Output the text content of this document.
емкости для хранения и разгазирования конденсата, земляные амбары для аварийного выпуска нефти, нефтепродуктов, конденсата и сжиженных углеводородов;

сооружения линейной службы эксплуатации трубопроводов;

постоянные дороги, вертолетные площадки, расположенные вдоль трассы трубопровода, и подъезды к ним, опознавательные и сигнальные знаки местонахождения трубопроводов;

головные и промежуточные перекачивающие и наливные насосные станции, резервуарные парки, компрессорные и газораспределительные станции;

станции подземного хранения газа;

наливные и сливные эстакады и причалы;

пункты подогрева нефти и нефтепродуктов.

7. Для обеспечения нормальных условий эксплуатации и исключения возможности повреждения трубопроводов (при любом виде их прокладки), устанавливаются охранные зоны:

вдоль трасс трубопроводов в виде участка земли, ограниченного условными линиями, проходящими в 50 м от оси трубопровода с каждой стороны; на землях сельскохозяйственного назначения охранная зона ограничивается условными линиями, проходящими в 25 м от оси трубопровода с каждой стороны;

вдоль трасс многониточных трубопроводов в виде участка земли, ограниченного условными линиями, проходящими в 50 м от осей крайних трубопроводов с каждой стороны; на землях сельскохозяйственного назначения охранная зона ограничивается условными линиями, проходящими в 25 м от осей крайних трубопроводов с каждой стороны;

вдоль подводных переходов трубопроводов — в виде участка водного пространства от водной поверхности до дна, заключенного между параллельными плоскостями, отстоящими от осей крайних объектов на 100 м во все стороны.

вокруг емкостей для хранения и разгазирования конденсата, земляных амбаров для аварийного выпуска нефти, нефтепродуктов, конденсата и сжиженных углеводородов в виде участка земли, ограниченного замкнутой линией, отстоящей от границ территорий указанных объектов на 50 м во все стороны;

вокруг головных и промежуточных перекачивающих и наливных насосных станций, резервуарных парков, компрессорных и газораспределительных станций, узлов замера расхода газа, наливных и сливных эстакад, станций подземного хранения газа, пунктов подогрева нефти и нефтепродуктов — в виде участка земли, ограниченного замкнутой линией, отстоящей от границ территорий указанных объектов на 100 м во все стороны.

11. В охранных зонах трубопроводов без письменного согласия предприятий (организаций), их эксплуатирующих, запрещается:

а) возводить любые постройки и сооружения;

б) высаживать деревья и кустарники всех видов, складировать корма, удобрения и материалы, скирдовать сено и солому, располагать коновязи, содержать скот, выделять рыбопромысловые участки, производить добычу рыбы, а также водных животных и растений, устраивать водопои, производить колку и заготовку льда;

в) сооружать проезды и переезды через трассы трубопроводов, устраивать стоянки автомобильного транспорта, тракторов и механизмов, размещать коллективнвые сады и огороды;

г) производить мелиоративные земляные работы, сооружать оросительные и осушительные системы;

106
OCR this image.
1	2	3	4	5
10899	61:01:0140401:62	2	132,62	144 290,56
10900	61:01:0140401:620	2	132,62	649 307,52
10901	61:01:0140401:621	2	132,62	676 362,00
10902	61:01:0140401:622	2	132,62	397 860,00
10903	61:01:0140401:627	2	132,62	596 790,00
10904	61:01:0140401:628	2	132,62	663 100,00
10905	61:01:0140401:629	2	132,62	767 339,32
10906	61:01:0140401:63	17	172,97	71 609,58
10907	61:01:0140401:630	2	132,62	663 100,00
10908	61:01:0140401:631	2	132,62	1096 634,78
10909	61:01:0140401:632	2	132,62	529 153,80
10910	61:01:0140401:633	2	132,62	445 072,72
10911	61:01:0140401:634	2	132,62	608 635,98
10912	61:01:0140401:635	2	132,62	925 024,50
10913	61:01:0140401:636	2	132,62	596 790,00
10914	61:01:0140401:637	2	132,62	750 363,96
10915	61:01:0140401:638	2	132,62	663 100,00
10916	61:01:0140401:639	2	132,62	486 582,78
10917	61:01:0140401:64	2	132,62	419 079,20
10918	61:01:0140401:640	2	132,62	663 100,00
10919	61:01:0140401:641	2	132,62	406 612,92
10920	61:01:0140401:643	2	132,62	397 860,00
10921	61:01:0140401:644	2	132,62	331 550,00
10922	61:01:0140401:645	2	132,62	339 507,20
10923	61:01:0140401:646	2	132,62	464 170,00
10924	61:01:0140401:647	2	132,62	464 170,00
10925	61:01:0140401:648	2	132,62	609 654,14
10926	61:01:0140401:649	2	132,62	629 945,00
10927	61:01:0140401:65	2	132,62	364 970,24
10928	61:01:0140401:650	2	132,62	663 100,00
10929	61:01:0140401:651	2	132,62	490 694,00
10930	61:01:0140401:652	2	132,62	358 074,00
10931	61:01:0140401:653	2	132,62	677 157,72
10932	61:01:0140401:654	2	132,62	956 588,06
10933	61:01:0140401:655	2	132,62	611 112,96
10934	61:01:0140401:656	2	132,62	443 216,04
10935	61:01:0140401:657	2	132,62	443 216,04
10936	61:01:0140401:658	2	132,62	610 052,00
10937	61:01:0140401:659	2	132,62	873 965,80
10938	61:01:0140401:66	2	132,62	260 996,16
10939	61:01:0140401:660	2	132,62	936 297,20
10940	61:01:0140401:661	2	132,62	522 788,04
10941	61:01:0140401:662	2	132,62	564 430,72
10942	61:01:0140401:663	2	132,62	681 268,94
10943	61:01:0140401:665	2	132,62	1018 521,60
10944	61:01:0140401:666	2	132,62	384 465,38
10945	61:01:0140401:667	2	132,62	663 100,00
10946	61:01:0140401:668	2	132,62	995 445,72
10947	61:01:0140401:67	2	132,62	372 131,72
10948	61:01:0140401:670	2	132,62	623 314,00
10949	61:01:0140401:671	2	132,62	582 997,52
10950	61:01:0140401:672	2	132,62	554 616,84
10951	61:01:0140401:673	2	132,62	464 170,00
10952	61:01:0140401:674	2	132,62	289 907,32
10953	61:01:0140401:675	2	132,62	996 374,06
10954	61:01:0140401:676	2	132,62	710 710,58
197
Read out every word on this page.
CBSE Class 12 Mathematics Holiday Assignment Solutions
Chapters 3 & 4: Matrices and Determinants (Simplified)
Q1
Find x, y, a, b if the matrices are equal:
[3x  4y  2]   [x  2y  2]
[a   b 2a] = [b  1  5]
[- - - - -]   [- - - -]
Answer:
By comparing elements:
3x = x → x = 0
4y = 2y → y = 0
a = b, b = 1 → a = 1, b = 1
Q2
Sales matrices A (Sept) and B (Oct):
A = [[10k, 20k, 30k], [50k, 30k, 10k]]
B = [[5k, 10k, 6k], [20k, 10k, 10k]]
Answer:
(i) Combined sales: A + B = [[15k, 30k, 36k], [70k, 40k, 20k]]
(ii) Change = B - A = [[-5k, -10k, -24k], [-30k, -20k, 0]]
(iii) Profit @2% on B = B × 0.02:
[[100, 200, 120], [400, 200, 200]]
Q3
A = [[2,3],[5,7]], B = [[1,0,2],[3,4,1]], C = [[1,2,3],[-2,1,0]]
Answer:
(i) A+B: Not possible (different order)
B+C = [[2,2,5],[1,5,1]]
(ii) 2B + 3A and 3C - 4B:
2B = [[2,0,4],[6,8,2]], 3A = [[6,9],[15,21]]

===============

**Aim**. Copy each entry exactly, with nothing added or dropped.

**The solution**.
Output the text content of this document.
емкости для хранения и разгазирования конденсата, земляные амбары для аварийного выпуска нефти, нефтепродуктов, конденсата и сжиженных углеводородов;

сооружения линейной службы эксплуатации трубопроводов;

постоянные дороги, вертолетные площадки, расположенные вдоль трассы трубопровода, и подъезды к ним, опознавательные и сигнальные знаки местонахождения трубопроводов;

головные и промежуточные перекачивающие и наливные насосные станции, резервуарные парки, компрессорные и газораспределительные станции;

станции подземного хранения газа;

наливные и сливные эстакады и причалы;

пункты подогрева нефти и нефтепродуктов.

7. Для обеспечения нормальных условий эксплуатации и исключения возможности повреждения трубопроводов (при любом виде их прокладки), устанавливаются охранные зоны:

вдоль трасс трубопроводов в виде участка земли, ограниченного условными линиями, проходящими в 50 м от оси трубопровода с каждой стороны; на землях сельскохозяйственного назначения охранная зона ограничивается условными линиями, проходящими в 25 м от оси трубопровода с каждой стороны;

вдоль трасс многониточных трубопроводов в виде участка земли, ограниченного условными линиями, проходящими в 50 м от осей крайних трубопроводов с каждой стороны; на землях сельскохозяйственного назначения охранная зона ограничивается условными линиями, проходящими в 25 м от осей крайних трубопроводов с каждой стороны;

вдоль подводных переходов трубопроводов — в виде участка водного пространства от водной поверхности до дна, заключенного между параллельными плоскостями, отстоящими от осей крайних объектов на 100 м во все стороны.

вокруг емкостей для хранения и разгазирования конденсата, земляных амбаров для аварийного выпуска нефти, нефтепродуктов, конденсата и сжиженных углеводородов в виде участка земли, ограниченного замкнутой линией, отстоящей от границ территорий указанных объектов на 50 м во все стороны;

вокруг головных и промежуточных перекачивающих и наливных насосных станций, резервуарных парков, компрессорных и газораспределительных станций, узлов замера расхода газа, наливных и сливных эстакад, станций подземного хранения газа, пунктов подогрева нефти и нефтепродуктов — в виде участка земли, ограниченного замкнутой линией, отстоящей от границ территорий указанных объектов на 100 м во все стороны.

11. В охранных зонах трубопроводов без письменного согласия предприятий (организаций), их эксплуатирующих, запрещается:

а) возводить любые постройки и сооружения;

б) высаживать деревья и кустарники всех видов, складировать корма, удобрения и материалы, скирдовать сено и солому, располагать коновязи, содержать скот, выделять рыбопромысловые участки, производить добычу рыбы, а также водных животных и растений, устраивать водопои, производить колку и заготовку льда;

в) сооружать проезды и переезды через трассы трубопроводов, устраивать стоянки автомобильного транспорта, тракторов и механизмов, размещать коллективнвые сады и огороды;

г) производить мелиоративные земляные работы, сооружать оросительные и осушительные системы;

106
OCR this image.
1	2	3	4	5
10899	61:01:0140401:62	2	132,62	144 290,56
10900	61:01:0140401:620	2	132,62	649 307,52
10901	61:01:0140401:621	2	132,62	676 362,00
10902	61:01:0140401:622	2	132,62	397 860,00
10903	61:01:0140401:627	2	132,62	596 790,00
10904	61:01:0140401:628	2	132,62	663 100,00
10905	61:01:0140401:629	2	132,62	767 339,32
10906	61:01:0140401:63	17	172,97	71 609,58
10907	61:01:0140401:630	2	132,62	663 100,00
10908	61:01:0140401:631	2	132,62	1096 634,78
10909	61:01:0140401:632	2	132,62	529 153,80
10910	61:01:0140401:633	2	132,62	445 072,72
10911	61:01:0140401:634	2	132,62	608 635,98
10912	61:01:0140401:635	2	132,62	925 024,50
10913	61:01:0140401:636	2	132,62	596 790,00
10914	61:01:0140401:637	2	132,62	750 363,96
10915	61:01:0140401:638	2	132,62	663 100,00
10916	61:01:0140401:639	2	132,62	486 582,78
10917	61:01:0140401:64	2	132,62	419 079,20
10918	61:01:0140401:640	2	132,62	663 100,00
10919	61:01:0140401:641	2	132,62	406 612,92
10920	61:01:0140401:643	2	132,62	397 860,00
10921	61:01:0140401:644	2	132,62	331 550,00
10922	61:01:0140401:645	2	132,62	339 507,20
10923	61:01:0140401:646	2	132,62	464 170,00
10924	61:01:0140401:647	2	132,62	464 170,00
10925	61:01:0140401:648	2	132,62	609 654,14
10926	61:01:0140401:649	2	132,62	629 945,00
10927	61:01:0140401:65	2	132,62	364 970,24
10928	61:01:0140401:650	2	132,62	663 100,00
10929	61:01:0140401:651	2	132,62	490 694,00
10930	61:01:0140401:652	2	132,62	358 074,00
10931	61:01:0140401:653	2	132,62	677 157,72
10932	61:01:0140401:654	2	132,62	956 588,06
10933	61:01:0140401:655	2	132,62	611 112,96
10934	61:01:0140401:656	2	132,62	443 216,04
10935	61:01:0140401:657	2	132,62	443 216,04
10936	61:01:0140401:658	2	132,62	610 052,00
10937	61:01:0140401:659	2	132,62	873 965,80
10938	61:01:0140401:66	2	132,62	260 996,16
10939	61:01:0140401:660	2	132,62	936 297,20
10940	61:01:0140401:661	2	132,62	522 788,04
10941	61:01:0140401:662	2	132,62	564 430,72
10942	61:01:0140401:663	2	132,62	681 268,94
10943	61:01:0140401:665	2	132,62	1018 521,60
10944	61:01:0140401:666	2	132,62	384 465,38
10945	61:01:0140401:667	2	132,62	663 100,00
10946	61:01:0140401:668	2	132,62	995 445,72
10947	61:01:0140401:67	2	132,62	372 131,72
10948	61:01:0140401:670	2	132,62	623 314,00
10949	61:01:0140401:671	2	132,62	582 997,52
10950	61:01:0140401:672	2	132,62	554 616,84
10951	61:01:0140401:673	2	132,62	464 170,00
10952	61:01:0140401:674	2	132,62	289 907,32
10953	61:01:0140401:675	2	132,62	996 374,06
10954	61:01:0140401:676	2	132,62	710 710,58
197
Read out every word on this page.
CBSE Class 12 Mathematics Holiday Assignment Solutions
Chapters 3 & 4: Matrices and Determinants (Simplified)
Q1
Find x, y, a, b if the matrices are equal:
[3x  4y  2]   [x  2y  2]
[a   b 2a] = [b  1  5]
[- - - - -]   [- - - -]
Answer:
By comparing elements:
3x = x → x = 0
4y = 2y → y = 0
a = b, b = 1 → a = 1, b = 1
Q2
Sales matrices A (Sept) and B (Oct):
A = [[10k, 20k, 30k], [50k, 30k, 10k]]
B = [[5k, 10k, 6k], [20k, 10k, 10k]]
Answer:
(i) Combined sales: A + B = [[15k, 30k, 36k], [70k, 40k, 20k]]
(ii) Change = B - A = [[-5k, -10k, -24k], [-30k, -20k, 0]]
(iii) Profit @2% on B = B × 0.02:
[[100, 200, 120], [400, 200, 200]]
Q3
A = [[2,3],[5,7]], B = [[1,0,2],[3,4,1]], C = [[1,2,3],[-2,1,0]]
Answer:
(i) A+B: Not possible (different order)
B+C = [[2,2,5],[1,5,1]]
(ii) 2B + 3A and 3C - 4B:
2B = [[2,0,4],[6,8,2]], 3A = [[6,9],[15,21]]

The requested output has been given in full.